Without skipping anything, write out each record below exactly.

Collection entries:
===============

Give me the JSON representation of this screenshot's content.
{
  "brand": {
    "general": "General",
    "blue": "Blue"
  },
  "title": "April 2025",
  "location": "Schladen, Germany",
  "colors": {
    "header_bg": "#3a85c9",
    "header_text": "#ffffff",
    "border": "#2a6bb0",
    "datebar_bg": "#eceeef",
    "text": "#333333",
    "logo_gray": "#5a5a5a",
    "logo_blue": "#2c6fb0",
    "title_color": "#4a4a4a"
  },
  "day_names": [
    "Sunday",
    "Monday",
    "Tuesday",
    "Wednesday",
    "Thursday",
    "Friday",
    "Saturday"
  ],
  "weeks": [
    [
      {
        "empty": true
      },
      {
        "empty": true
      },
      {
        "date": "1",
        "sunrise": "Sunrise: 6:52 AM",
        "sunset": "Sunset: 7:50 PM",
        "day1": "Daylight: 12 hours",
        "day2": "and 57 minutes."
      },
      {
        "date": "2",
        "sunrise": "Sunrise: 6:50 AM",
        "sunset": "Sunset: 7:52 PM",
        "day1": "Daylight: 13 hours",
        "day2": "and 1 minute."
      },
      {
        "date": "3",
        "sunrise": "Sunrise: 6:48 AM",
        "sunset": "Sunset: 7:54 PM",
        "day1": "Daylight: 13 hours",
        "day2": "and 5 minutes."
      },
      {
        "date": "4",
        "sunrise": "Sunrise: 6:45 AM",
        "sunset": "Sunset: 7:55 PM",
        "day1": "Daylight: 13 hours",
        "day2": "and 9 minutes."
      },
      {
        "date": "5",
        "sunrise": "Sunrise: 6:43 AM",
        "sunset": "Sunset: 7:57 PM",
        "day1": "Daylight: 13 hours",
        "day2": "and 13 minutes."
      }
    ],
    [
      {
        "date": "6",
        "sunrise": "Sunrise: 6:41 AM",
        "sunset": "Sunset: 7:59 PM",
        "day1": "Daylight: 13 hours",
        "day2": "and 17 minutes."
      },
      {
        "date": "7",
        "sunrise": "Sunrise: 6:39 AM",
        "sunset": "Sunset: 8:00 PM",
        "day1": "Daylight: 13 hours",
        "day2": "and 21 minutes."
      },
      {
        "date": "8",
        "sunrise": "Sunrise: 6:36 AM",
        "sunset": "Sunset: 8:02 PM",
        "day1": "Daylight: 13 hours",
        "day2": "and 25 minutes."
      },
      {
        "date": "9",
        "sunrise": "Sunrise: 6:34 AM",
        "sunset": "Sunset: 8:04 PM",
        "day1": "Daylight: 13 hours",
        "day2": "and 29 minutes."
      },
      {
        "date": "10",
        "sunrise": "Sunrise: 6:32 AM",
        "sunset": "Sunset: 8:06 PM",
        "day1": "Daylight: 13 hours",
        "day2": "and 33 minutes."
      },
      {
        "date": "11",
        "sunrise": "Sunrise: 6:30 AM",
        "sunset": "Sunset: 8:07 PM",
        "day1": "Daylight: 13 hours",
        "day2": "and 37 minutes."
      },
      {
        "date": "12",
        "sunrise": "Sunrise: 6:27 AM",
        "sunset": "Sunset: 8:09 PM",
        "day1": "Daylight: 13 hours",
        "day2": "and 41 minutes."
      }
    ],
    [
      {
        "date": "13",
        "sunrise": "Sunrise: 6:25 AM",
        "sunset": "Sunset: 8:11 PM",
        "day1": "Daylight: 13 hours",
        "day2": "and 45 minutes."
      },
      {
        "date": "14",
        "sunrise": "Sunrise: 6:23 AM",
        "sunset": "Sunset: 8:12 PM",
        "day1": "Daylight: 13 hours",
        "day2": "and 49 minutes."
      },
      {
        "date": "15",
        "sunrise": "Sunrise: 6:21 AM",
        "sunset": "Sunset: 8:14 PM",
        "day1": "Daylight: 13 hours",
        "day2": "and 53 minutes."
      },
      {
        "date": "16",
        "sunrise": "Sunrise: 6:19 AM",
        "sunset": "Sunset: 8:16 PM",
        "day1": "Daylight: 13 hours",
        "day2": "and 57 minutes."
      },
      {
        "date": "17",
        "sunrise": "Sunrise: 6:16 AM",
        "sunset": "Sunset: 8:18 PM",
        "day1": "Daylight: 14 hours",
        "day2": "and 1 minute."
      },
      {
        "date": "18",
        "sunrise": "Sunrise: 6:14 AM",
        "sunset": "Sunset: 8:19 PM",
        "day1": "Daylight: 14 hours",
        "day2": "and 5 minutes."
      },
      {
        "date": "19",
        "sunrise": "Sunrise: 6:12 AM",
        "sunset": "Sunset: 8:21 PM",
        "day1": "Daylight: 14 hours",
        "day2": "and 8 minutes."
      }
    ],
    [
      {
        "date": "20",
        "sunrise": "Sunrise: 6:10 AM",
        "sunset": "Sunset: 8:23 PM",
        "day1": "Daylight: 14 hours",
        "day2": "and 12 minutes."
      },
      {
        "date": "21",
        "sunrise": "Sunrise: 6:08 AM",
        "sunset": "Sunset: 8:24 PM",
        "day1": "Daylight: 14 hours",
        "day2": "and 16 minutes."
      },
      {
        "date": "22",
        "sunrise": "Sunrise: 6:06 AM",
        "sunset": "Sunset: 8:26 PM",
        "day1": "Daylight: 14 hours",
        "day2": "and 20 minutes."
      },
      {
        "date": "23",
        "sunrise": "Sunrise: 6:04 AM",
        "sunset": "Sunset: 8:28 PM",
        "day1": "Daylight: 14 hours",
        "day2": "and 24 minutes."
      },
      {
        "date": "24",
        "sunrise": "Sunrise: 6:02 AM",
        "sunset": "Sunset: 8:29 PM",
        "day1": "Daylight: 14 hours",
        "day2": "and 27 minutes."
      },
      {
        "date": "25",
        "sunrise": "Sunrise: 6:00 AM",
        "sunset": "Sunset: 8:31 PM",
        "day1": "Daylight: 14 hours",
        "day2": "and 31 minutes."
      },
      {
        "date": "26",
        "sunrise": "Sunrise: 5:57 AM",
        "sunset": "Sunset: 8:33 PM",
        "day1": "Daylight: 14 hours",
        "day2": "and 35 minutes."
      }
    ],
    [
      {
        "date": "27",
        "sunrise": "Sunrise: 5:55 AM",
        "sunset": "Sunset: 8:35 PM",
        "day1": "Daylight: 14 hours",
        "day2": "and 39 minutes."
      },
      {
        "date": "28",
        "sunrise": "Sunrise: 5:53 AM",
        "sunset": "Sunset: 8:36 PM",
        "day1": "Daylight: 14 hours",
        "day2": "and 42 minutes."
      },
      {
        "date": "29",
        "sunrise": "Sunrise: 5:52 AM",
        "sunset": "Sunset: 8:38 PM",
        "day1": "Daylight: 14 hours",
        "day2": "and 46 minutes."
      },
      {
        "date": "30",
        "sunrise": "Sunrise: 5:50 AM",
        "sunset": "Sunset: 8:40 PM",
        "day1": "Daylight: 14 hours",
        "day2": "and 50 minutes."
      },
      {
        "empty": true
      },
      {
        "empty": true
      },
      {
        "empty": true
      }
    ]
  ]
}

===============

Complete response
Give me the JSON representation of this screenshot's content.
{
  "brand": {
    "general": "General",
    "blue": "Blue"
  },
  "title": "April 2025",
  "location": "Schladen, Germany",
  "colors": {
    "header_bg": "#3a85c9",
    "header_text": "#ffffff",
    "border": "#2a6bb0",
    "datebar_bg": "#eceeef",
    "text": "#333333",
    "logo_gray": "#5a5a5a",
    "logo_blue": "#2c6fb0",
    "title_color": "#4a4a4a"
  },
  "day_names": [
    "Sunday",
    "Monday",
    "Tuesday",
    "Wednesday",
    "Thursday",
    "Friday",
    "Saturday"
  ],
  "weeks": [
    [
      {
        "empty": true
      },
      {
        "empty": true
      },
      {
        "date": "1",
        "sunrise": "Sunrise: 6:52 AM",
        "sunset": "Sunset: 7:50 PM",
        "day1": "Daylight: 12 hours",
        "day2": "and 57 minutes."
      },
      {
        "date": "2",
        "sunrise": "Sunrise: 6:50 AM",
        "sunset": "Sunset: 7:52 PM",
        "day1": "Daylight: 13 hours",
        "day2": "and 1 minute."
      },
      {
        "date": "3",
        "sunrise": "Sunrise: 6:48 AM",
        "sunset": "Sunset: 7:54 PM",
        "day1": "Daylight: 13 hours",
        "day2": "and 5 minutes."
      },
      {
        "date": "4",
        "sunrise": "Sunrise: 6:45 AM",
        "sunset": "Sunset: 7:55 PM",
        "day1": "Daylight: 13 hours",
        "day2": "and 9 minutes."
      },
      {
        "date": "5",
        "sunrise": "Sunrise: 6:43 AM",
        "sunset": "Sunset: 7:57 PM",
        "day1": "Daylight: 13 hours",
        "day2": "and 13 minutes."
      }
    ],
    [
      {
        "date": "6",
        "sunrise": "Sunrise: 6:41 AM",
        "sunset": "Sunset: 7:59 PM",
        "day1": "Daylight: 13 hours",
        "day2": "and 17 minutes."
      },
      {
        "date": "7",
        "sunrise": "Sunrise: 6:39 AM",
        "sunset": "Sunset: 8:00 PM",
        "day1": "Daylight: 13 hours",
        "day2": "and 21 minutes."
      },
      {
        "date": "8",
        "sunrise": "Sunrise: 6:36 AM",
        "sunset": "Sunset: 8:02 PM",
        "day1": "Daylight: 13 hours",
        "day2": "and 25 minutes."
      },
      {
        "date": "9",
        "sunrise": "Sunrise: 6:34 AM",
        "sunset": "Sunset: 8:04 PM",
        "day1": "Daylight: 13 hours",
        "day2": "and 29 minutes."
      },
      {
        "date": "10",
        "sunrise": "Sunrise: 6:32 AM",
        "sunset": "Sunset: 8:06 PM",
        "day1": "Daylight: 13 hours",
        "day2": "and 33 minutes."
      },
      {
        "date": "11",
        "sunrise": "Sunrise: 6:30 AM",
        "sunset": "Sunset: 8:07 PM",
        "day1": "Daylight: 13 hours",
        "day2": "and 37 minutes."
      },
      {
        "date": "12",
        "sunrise": "Sunrise: 6:27 AM",
        "sunset": "Sunset: 8:09 PM",
        "day1": "Daylight: 13 hours",
        "day2": "and 41 minutes."
      }
    ],
    [
      {
        "date": "13",
        "sunrise": "Sunrise: 6:25 AM",
        "sunset": "Sunset: 8:11 PM",
        "day1": "Daylight: 13 hours",
        "day2": "and 45 minutes."
      },
      {
        "date": "14",
        "sunrise": "Sunrise: 6:23 AM",
        "sunset": "Sunset: 8:12 PM",
        "day1": "Daylight: 13 hours",
        "day2": "and 49 minutes."
      },
      {
        "date": "15",
        "sunrise": "Sunrise: 6:21 AM",
        "sunset": "Sunset: 8:14 PM",
        "day1": "Daylight: 13 hours",
        "day2": "and 53 minutes."
      },
      {
        "date": "16",
        "sunrise": "Sunrise: 6:19 AM",
        "sunset": "Sunset: 8:16 PM",
        "day1": "Daylight: 13 hours",
        "day2": "and 57 minutes."
      },
      {
        "date": "17",
        "sunrise": "Sunrise: 6:16 AM",
        "sunset": "Sunset: 8:18 PM",
        "day1": "Daylight: 14 hours",
        "day2": "and 1 minute."
      },
      {
        "date": "18",
        "sunrise": "Sunrise: 6:14 AM",
        "sunset": "Sunset: 8:19 PM",
        "day1": "Daylight: 14 hours",
        "day2": "and 5 minutes."
      },
      {
        "date": "19",
        "sunrise": "Sunrise: 6:12 AM",
        "sunset": "Sunset: 8:21 PM",
        "day1": "Daylight: 14 hours",
        "day2": "and 8 minutes."
      }
    ],
    [
      {
        "date": "20",
        "sunrise": "Sunrise: 6:10 AM",
        "sunset": "Sunset: 8:23 PM",
        "day1": "Daylight: 14 hours",
        "day2": "and 12 minutes."
      },
      {
        "date": "21",
        "sunrise": "Sunrise: 6:08 AM",
        "sunset": "Sunset: 8:24 PM",
        "day1": "Daylight: 14 hours",
        "day2": "and 16 minutes."
      },
      {
        "date": "22",
        "sunrise": "Sunrise: 6:06 AM",
        "sunset": "Sunset: 8:26 PM",
        "day1": "Daylight: 14 hours",
        "day2": "and 20 minutes."
      },
      {
        "date": "23",
        "sunrise": "Sunrise: 6:04 AM",
        "sunset": "Sunset: 8:28 PM",
        "day1": "Daylight: 14 hours",
        "day2": "and 24 minutes."
      },
      {
        "date": "24",
        "sunrise": "Sunrise: 6:02 AM",
        "sunset": "Sunset: 8:29 PM",
        "day1": "Daylight: 14 hours",
        "day2": "and 27 minutes."
      },
      {
        "date": "25",
        "sunrise": "Sunrise: 6:00 AM",
        "sunset": "Sunset: 8:31 PM",
        "day1": "Daylight: 14 hours",
        "day2": "and 31 minutes."
      },
      {
        "date": "26",
        "sunrise": "Sunrise: 5:57 AM",
        "sunset": "Sunset: 8:33 PM",
        "day1": "Daylight: 14 hours",
        "day2": "and 35 minutes."
      }
    ],
    [
      {
        "date": "27",
        "sunrise": "Sunrise: 5:55 AM",
        "sunset": "Sunset: 8:35 PM",
        "day1": "Daylight: 14 hours",
        "day2": "and 39 minutes."
      },
      {
        "date": "28",
        "sunrise": "Sunrise: 5:53 AM",
        "sunset": "Sunset: 8:36 PM",
        "day1": "Daylight: 14 hours",
        "day2": "and 42 minutes."
      },
      {
        "date": "29",
        "sunrise": "Sunrise: 5:52 AM",
        "sunset": "Sunset: 8:38 PM",
        "day1": "Daylight: 14 hours",
        "day2": "and 46 minutes."
      },
      {
        "date": "30",
        "sunrise": "Sunrise: 5:50 AM",
        "sunset": "Sunset: 8:40 PM",
        "day1": "Daylight: 14 hours",
        "day2": "and 50 minutes."
      },
      {
        "empty": true
      },
      {
        "empty": true
      },
      {
        "empty": true
      }
    ]
  ]
}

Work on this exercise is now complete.